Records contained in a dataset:
***
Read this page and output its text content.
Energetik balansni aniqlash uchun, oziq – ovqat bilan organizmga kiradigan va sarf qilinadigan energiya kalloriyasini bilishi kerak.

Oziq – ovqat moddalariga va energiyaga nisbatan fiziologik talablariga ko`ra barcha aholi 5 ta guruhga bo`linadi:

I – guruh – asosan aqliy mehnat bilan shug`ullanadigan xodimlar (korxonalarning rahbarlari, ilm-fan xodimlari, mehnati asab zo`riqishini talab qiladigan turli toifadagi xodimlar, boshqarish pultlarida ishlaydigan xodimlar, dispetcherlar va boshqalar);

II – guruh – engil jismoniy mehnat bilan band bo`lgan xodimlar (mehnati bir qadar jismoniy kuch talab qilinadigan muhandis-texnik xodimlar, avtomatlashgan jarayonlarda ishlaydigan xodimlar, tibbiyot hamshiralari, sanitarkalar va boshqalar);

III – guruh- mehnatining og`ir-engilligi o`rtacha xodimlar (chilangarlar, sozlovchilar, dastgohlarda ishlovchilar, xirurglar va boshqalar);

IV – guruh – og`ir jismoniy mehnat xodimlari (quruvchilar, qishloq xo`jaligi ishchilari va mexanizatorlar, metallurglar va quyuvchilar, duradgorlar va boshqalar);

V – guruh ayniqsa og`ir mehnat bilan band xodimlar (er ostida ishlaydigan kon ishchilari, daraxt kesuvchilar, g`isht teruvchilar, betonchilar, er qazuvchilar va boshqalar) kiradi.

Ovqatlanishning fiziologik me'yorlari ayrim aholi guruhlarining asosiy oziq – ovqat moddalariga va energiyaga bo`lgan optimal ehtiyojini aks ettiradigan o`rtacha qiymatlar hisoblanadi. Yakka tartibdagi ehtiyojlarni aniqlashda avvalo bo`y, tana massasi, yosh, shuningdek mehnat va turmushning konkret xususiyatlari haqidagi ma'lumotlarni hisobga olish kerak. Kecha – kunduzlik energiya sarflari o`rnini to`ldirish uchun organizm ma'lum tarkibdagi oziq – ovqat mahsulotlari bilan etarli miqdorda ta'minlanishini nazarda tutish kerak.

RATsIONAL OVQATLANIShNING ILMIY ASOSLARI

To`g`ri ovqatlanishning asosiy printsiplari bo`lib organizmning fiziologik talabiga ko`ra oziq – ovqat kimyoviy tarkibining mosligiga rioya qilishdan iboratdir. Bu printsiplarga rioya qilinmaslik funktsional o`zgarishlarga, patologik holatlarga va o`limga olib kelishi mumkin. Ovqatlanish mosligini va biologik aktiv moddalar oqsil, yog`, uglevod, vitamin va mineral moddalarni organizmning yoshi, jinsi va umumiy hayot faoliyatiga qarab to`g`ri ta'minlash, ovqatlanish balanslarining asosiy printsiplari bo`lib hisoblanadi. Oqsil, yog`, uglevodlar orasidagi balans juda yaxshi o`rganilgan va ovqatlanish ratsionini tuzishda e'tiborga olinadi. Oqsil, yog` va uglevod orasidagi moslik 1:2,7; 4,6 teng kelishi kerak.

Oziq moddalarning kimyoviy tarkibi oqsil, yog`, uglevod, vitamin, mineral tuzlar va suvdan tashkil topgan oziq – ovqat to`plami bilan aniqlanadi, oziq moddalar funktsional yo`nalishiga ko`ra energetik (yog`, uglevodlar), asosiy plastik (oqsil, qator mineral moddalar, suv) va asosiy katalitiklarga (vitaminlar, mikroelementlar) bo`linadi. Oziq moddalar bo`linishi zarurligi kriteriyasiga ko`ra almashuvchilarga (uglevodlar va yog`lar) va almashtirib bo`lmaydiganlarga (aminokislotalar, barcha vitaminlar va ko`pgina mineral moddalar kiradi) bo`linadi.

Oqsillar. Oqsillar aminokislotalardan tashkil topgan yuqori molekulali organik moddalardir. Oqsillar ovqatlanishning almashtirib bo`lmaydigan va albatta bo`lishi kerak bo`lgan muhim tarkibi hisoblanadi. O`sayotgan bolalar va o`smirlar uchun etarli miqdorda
***
SET PROBLEM: Reproduce every record above exactly as it appears.

FINISHED ANSWER:
Read this page and output its text content.
Energetik balansni aniqlash uchun, oziq – ovqat bilan organizmga kiradigan va sarf qilinadigan energiya kalloriyasini bilishi kerak.

Oziq – ovqat moddalariga va energiyaga nisbatan fiziologik talablariga ko`ra barcha aholi 5 ta guruhga bo`linadi:

I – guruh – asosan aqliy mehnat bilan shug`ullanadigan xodimlar (korxonalarning rahbarlari, ilm-fan xodimlari, mehnati asab zo`riqishini talab qiladigan turli toifadagi xodimlar, boshqarish pultlarida ishlaydigan xodimlar, dispetcherlar va boshqalar);

II – guruh – engil jismoniy mehnat bilan band bo`lgan xodimlar (mehnati bir qadar jismoniy kuch talab qilinadigan muhandis-texnik xodimlar, avtomatlashgan jarayonlarda ishlaydigan xodimlar, tibbiyot hamshiralari, sanitarkalar va boshqalar);

III – guruh- mehnatining og`ir-engilligi o`rtacha xodimlar (chilangarlar, sozlovchilar, dastgohlarda ishlovchilar, xirurglar va boshqalar);

IV – guruh – og`ir jismoniy mehnat xodimlari (quruvchilar, qishloq xo`jaligi ishchilari va mexanizatorlar, metallurglar va quyuvchilar, duradgorlar va boshqalar);

V – guruh ayniqsa og`ir mehnat bilan band xodimlar (er ostida ishlaydigan kon ishchilari, daraxt kesuvchilar, g`isht teruvchilar, betonchilar, er qazuvchilar va boshqalar) kiradi.

Ovqatlanishning fiziologik me'yorlari ayrim aholi guruhlarining asosiy oziq – ovqat moddalariga va energiyaga bo`lgan optimal ehtiyojini aks ettiradigan o`rtacha qiymatlar hisoblanadi. Yakka tartibdagi ehtiyojlarni aniqlashda avvalo bo`y, tana massasi, yosh, shuningdek mehnat va turmushning konkret xususiyatlari haqidagi ma'lumotlarni hisobga olish kerak. Kecha – kunduzlik energiya sarflari o`rnini to`ldirish uchun organizm ma'lum tarkibdagi oziq – ovqat mahsulotlari bilan etarli miqdorda ta'minlanishini nazarda tutish kerak.

RATsIONAL OVQATLANIShNING ILMIY ASOSLARI

To`g`ri ovqatlanishning asosiy printsiplari bo`lib organizmning fiziologik talabiga ko`ra oziq – ovqat kimyoviy tarkibining mosligiga rioya qilishdan iboratdir. Bu printsiplarga rioya qilinmaslik funktsional o`zgarishlarga, patologik holatlarga va o`limga olib kelishi mumkin. Ovqatlanish mosligini va biologik aktiv moddalar oqsil, yog`, uglevod, vitamin va mineral moddalarni organizmning yoshi, jinsi va umumiy hayot faoliyatiga qarab to`g`ri ta'minlash, ovqatlanish balanslarining asosiy printsiplari bo`lib hisoblanadi. Oqsil, yog`, uglevodlar orasidagi balans juda yaxshi o`rganilgan va ovqatlanish ratsionini tuzishda e'tiborga olinadi. Oqsil, yog` va uglevod orasidagi moslik 1:2,7; 4,6 teng kelishi kerak.

Oziq moddalarning kimyoviy tarkibi oqsil, yog`, uglevod, vitamin, mineral tuzlar va suvdan tashkil topgan oziq – ovqat to`plami bilan aniqlanadi, oziq moddalar funktsional yo`nalishiga ko`ra energetik (yog`, uglevodlar), asosiy plastik (oqsil, qator mineral moddalar, suv) va asosiy katalitiklarga (vitaminlar, mikroelementlar) bo`linadi. Oziq moddalar bo`linishi zarurligi kriteriyasiga ko`ra almashuvchilarga (uglevodlar va yog`lar) va almashtirib bo`lmaydiganlarga (aminokislotalar, barcha vitaminlar va ko`pgina mineral moddalar kiradi) bo`linadi.

Oqsillar. Oqsillar aminokislotalardan tashkil topgan yuqori molekulali organik moddalardir. Oqsillar ovqatlanishning almashtirib bo`lmaydigan va albatta bo`lishi kerak bo`lgan muhim tarkibi hisoblanadi. O`sayotgan bolalar va o`smirlar uchun etarli miqdorda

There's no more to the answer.